*AIM OF THE TASK*
Return the listing below unchanged, minus its pictures.
##### EXTRACTED MATERIAL
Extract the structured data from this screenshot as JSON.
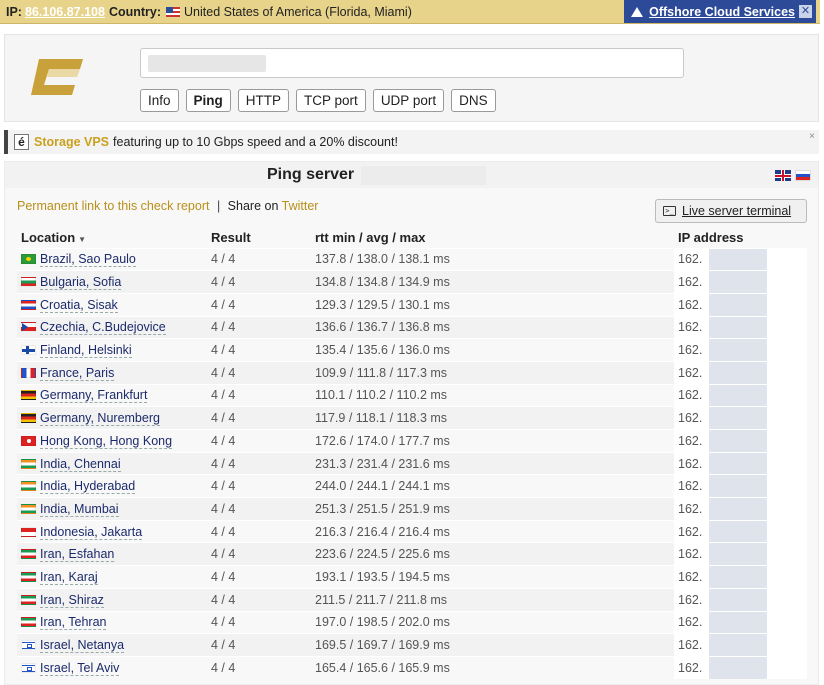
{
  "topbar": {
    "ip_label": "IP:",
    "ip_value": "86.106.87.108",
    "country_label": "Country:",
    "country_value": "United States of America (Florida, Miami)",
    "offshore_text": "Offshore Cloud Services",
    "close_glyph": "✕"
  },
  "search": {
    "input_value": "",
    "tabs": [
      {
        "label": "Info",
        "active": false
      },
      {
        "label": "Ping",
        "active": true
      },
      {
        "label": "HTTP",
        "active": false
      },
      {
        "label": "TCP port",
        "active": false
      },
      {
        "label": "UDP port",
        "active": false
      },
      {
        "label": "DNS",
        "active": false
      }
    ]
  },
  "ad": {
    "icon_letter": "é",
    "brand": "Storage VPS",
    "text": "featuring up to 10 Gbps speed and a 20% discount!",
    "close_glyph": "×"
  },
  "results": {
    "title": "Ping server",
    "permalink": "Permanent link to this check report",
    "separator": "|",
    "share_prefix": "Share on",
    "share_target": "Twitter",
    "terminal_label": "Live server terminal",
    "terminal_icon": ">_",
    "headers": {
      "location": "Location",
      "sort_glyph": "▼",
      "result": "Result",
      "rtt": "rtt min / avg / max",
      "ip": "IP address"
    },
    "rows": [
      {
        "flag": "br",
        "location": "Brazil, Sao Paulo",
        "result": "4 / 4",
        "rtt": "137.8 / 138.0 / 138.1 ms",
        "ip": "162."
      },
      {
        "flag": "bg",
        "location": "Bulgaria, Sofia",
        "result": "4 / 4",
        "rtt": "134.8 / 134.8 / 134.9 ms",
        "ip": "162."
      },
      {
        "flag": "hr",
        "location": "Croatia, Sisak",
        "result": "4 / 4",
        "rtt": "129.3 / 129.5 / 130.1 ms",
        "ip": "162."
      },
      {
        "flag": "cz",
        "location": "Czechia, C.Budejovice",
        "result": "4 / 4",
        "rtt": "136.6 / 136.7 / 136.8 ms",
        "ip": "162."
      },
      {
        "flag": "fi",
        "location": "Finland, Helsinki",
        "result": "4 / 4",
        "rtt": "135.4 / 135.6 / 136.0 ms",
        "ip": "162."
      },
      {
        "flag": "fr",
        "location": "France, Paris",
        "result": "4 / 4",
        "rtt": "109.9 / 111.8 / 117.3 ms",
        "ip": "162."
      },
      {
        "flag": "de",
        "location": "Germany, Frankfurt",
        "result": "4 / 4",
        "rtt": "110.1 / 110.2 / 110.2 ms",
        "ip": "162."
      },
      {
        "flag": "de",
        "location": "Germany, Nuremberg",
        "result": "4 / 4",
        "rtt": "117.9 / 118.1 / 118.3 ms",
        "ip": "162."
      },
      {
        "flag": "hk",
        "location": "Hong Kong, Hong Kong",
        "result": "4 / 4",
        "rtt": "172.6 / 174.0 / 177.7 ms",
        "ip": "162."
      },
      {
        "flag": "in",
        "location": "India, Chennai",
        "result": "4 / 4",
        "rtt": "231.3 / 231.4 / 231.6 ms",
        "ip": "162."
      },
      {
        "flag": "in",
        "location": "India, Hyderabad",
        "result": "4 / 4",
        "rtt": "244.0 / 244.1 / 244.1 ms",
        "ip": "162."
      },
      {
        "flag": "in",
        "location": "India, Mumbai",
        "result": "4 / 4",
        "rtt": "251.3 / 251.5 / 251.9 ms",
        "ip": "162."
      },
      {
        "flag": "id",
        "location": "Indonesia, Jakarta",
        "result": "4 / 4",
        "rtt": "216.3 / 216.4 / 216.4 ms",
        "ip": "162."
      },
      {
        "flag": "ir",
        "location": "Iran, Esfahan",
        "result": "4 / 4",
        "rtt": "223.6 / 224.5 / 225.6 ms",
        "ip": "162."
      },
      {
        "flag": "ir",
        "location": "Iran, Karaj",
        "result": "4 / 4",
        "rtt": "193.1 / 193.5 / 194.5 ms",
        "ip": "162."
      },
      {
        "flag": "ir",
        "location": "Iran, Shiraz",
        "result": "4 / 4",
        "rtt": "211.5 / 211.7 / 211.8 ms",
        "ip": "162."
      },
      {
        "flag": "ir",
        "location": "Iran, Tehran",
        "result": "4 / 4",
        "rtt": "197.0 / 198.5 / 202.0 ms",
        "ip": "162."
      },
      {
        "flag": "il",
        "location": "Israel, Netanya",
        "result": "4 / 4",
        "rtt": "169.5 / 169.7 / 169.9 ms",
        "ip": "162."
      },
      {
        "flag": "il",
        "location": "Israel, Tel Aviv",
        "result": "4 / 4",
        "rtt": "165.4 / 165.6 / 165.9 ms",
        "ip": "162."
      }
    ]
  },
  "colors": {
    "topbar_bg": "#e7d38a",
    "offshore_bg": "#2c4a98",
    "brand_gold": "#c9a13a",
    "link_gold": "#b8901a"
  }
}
##########
*WRITTEN SOLUTION*
Extract the structured data from this screenshot as JSON.
{
  "topbar": {
    "ip_label": "IP:",
    "ip_value": "86.106.87.108",
    "country_label": "Country:",
    "country_value": "United States of America (Florida, Miami)",
    "offshore_text": "Offshore Cloud Services",
    "close_glyph": "✕"
  },
  "search": {
    "input_value": "",
    "tabs": [
      {
        "label": "Info",
        "active": false
      },
      {
        "label": "Ping",
        "active": true
      },
      {
        "label": "HTTP",
        "active": false
      },
      {
        "label": "TCP port",
        "active": false
      },
      {
        "label": "UDP port",
        "active": false
      },
      {
        "label": "DNS",
        "active": false
      }
    ]
  },
  "ad": {
    "icon_letter": "é",
    "brand": "Storage VPS",
    "text": "featuring up to 10 Gbps speed and a 20% discount!",
    "close_glyph": "×"
  },
  "results": {
    "title": "Ping server",
    "permalink": "Permanent link to this check report",
    "separator": "|",
    "share_prefix": "Share on",
    "share_target": "Twitter",
    "terminal_label": "Live server terminal",
    "terminal_icon": ">_",
    "headers": {
      "location": "Location",
      "sort_glyph": "▼",
      "result": "Result",
      "rtt": "rtt min / avg / max",
      "ip": "IP address"
    },
    "rows": [
      {
        "flag": "br",
        "location": "Brazil, Sao Paulo",
        "result": "4 / 4",
        "rtt": "137.8 / 138.0 / 138.1 ms",
        "ip": "162."
      },
      {
        "flag": "bg",
        "location": "Bulgaria, Sofia",
        "result": "4 / 4",
        "rtt": "134.8 / 134.8 / 134.9 ms",
        "ip": "162."
      },
      {
        "flag": "hr",
        "location": "Croatia, Sisak",
        "result": "4 / 4",
        "rtt": "129.3 / 129.5 / 130.1 ms",
        "ip": "162."
      },
      {
        "flag": "cz",
        "location": "Czechia, C.Budejovice",
        "result": "4 / 4",
        "rtt": "136.6 / 136.7 / 136.8 ms",
        "ip": "162."
      },
      {
        "flag": "fi",
        "location": "Finland, Helsinki",
        "result": "4 / 4",
        "rtt": "135.4 / 135.6 / 136.0 ms",
        "ip": "162."
      },
      {
        "flag": "fr",
        "location": "France, Paris",
        "result": "4 / 4",
        "rtt": "109.9 / 111.8 / 117.3 ms",
        "ip": "162."
      },
      {
        "flag": "de",
        "location": "Germany, Frankfurt",
        "result": "4 / 4",
        "rtt": "110.1 / 110.2 / 110.2 ms",
        "ip": "162."
      },
      {
        "flag": "de",
        "location": "Germany, Nuremberg",
        "result": "4 / 4",
        "rtt": "117.9 / 118.1 / 118.3 ms",
        "ip": "162."
      },
      {
        "flag": "hk",
        "location": "Hong Kong, Hong Kong",
        "result": "4 / 4",
        "rtt": "172.6 / 174.0 / 177.7 ms",
        "ip": "162."
      },
      {
        "flag": "in",
        "location": "India, Chennai",
        "result": "4 / 4",
        "rtt": "231.3 / 231.4 / 231.6 ms",
        "ip": "162."
      },
      {
        "flag": "in",
        "location": "India, Hyderabad",
        "result": "4 / 4",
        "rtt": "244.0 / 244.1 / 244.1 ms",
        "ip": "162."
      },
      {
        "flag": "in",
        "location": "India, Mumbai",
        "result": "4 / 4",
        "rtt": "251.3 / 251.5 / 251.9 ms",
        "ip": "162."
      },
      {
        "flag": "id",
        "location": "Indonesia, Jakarta",
        "result": "4 / 4",
        "rtt": "216.3 / 216.4 / 216.4 ms",
        "ip": "162."
      },
      {
        "flag": "ir",
        "location": "Iran, Esfahan",
        "result": "4 / 4",
        "rtt": "223.6 / 224.5 / 225.6 ms",
        "ip": "162."
      },
      {
        "flag": "ir",
        "location": "Iran, Karaj",
        "result": "4 / 4",
        "rtt": "193.1 / 193.5 / 194.5 ms",
        "ip": "162."
      },
      {
        "flag": "ir",
        "location": "Iran, Shiraz",
        "result": "4 / 4",
        "rtt": "211.5 / 211.7 / 211.8 ms",
        "ip": "162."
      },
      {
        "flag": "ir",
        "location": "Iran, Tehran",
        "result": "4 / 4",
        "rtt": "197.0 / 198.5 / 202.0 ms",
        "ip": "162."
      },
      {
        "flag": "il",
        "location": "Israel, Netanya",
        "result": "4 / 4",
        "rtt": "169.5 / 169.7 / 169.9 ms",
        "ip": "162."
      },
      {
        "flag": "il",
        "location": "Israel, Tel Aviv",
        "result": "4 / 4",
        "rtt": "165.4 / 165.6 / 165.9 ms",
        "ip": "162."
      }
    ]
  },
  "colors": {
    "topbar_bg": "#e7d38a",
    "offshore_bg": "#2c4a98",
    "brand_gold": "#c9a13a",
    "link_gold": "#b8901a"
  }
}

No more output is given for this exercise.